- TASK PROMPT -
Please count the lines below that contain the word "subject", and reply with that number alone.

# DATA SUPPLIED start

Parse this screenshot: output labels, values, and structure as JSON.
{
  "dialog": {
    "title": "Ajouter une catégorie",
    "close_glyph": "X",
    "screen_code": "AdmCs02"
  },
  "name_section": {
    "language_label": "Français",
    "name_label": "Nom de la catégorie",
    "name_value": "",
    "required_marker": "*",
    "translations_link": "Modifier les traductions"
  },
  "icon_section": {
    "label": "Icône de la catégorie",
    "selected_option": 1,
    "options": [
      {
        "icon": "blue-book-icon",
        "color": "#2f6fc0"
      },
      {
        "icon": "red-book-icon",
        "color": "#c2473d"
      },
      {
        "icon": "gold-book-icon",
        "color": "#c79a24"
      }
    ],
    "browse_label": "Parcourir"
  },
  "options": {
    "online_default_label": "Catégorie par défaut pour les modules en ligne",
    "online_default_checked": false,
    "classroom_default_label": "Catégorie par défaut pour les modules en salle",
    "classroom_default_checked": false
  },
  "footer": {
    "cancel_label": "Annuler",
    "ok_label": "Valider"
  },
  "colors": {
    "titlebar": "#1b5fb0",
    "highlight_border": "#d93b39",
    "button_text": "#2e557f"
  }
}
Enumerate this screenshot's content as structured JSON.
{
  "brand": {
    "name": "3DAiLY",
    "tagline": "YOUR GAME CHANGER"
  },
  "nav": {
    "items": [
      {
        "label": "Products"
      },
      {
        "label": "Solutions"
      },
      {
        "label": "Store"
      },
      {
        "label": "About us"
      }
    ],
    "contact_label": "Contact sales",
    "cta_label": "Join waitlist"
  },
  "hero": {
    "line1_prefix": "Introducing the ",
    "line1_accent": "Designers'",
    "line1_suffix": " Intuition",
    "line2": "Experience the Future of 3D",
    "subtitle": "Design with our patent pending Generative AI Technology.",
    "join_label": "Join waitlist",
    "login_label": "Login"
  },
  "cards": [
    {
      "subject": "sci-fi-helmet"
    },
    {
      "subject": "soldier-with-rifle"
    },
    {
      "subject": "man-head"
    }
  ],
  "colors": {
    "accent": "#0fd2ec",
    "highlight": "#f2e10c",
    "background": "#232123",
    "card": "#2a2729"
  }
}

# DATA SUPPLIED end

- WRITTEN RESPONSE -
3